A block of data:
————————

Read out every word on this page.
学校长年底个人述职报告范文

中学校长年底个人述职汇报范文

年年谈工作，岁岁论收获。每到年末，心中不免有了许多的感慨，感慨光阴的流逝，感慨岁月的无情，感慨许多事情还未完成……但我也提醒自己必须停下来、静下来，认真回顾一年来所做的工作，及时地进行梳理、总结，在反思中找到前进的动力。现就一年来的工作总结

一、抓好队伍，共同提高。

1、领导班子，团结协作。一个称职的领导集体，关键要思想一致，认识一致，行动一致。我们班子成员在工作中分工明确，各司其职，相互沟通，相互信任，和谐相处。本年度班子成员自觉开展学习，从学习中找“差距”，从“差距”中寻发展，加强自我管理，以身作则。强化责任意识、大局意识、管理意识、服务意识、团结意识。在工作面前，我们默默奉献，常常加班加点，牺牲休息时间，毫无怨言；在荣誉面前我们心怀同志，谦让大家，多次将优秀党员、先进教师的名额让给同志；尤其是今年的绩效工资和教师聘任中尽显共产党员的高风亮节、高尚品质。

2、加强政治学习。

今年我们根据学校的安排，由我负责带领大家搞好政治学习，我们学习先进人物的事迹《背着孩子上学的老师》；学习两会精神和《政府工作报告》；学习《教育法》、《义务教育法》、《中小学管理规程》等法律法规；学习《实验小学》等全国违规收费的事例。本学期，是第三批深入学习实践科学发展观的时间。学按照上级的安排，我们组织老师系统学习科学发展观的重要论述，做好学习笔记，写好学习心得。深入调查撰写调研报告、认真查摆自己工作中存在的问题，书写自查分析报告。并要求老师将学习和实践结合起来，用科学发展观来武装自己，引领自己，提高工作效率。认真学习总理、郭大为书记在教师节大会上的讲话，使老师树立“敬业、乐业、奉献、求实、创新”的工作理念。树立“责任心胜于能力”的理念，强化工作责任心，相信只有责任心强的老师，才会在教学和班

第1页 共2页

————————

Using the data above, repeat every line exactly.

- Correct result -
Read out every word on this page.
学校长年底个人述职报告范文

中学校长年底个人述职汇报范文

年年谈工作，岁岁论收获。每到年末，心中不免有了许多的感慨，感慨光阴的流逝，感慨岁月的无情，感慨许多事情还未完成……但我也提醒自己必须停下来、静下来，认真回顾一年来所做的工作，及时地进行梳理、总结，在反思中找到前进的动力。现就一年来的工作总结

一、抓好队伍，共同提高。

1、领导班子，团结协作。一个称职的领导集体，关键要思想一致，认识一致，行动一致。我们班子成员在工作中分工明确，各司其职，相互沟通，相互信任，和谐相处。本年度班子成员自觉开展学习，从学习中找“差距”，从“差距”中寻发展，加强自我管理，以身作则。强化责任意识、大局意识、管理意识、服务意识、团结意识。在工作面前，我们默默奉献，常常加班加点，牺牲休息时间，毫无怨言；在荣誉面前我们心怀同志，谦让大家，多次将优秀党员、先进教师的名额让给同志；尤其是今年的绩效工资和教师聘任中尽显共产党员的高风亮节、高尚品质。

2、加强政治学习。

今年我们根据学校的安排，由我负责带领大家搞好政治学习，我们学习先进人物的事迹《背着孩子上学的老师》；学习两会精神和《政府工作报告》；学习《教育法》、《义务教育法》、《中小学管理规程》等法律法规；学习《实验小学》等全国违规收费的事例。本学期，是第三批深入学习实践科学发展观的时间。学按照上级的安排，我们组织老师系统学习科学发展观的重要论述，做好学习笔记，写好学习心得。深入调查撰写调研报告、认真查摆自己工作中存在的问题，书写自查分析报告。并要求老师将学习和实践结合起来，用科学发展观来武装自己，引领自己，提高工作效率。认真学习总理、郭大为书记在教师节大会上的讲话，使老师树立“敬业、乐业、奉献、求实、创新”的工作理念。树立“责任心胜于能力”的理念，强化工作责任心，相信只有责任心强的老师，才会在教学和班

第1页 共2页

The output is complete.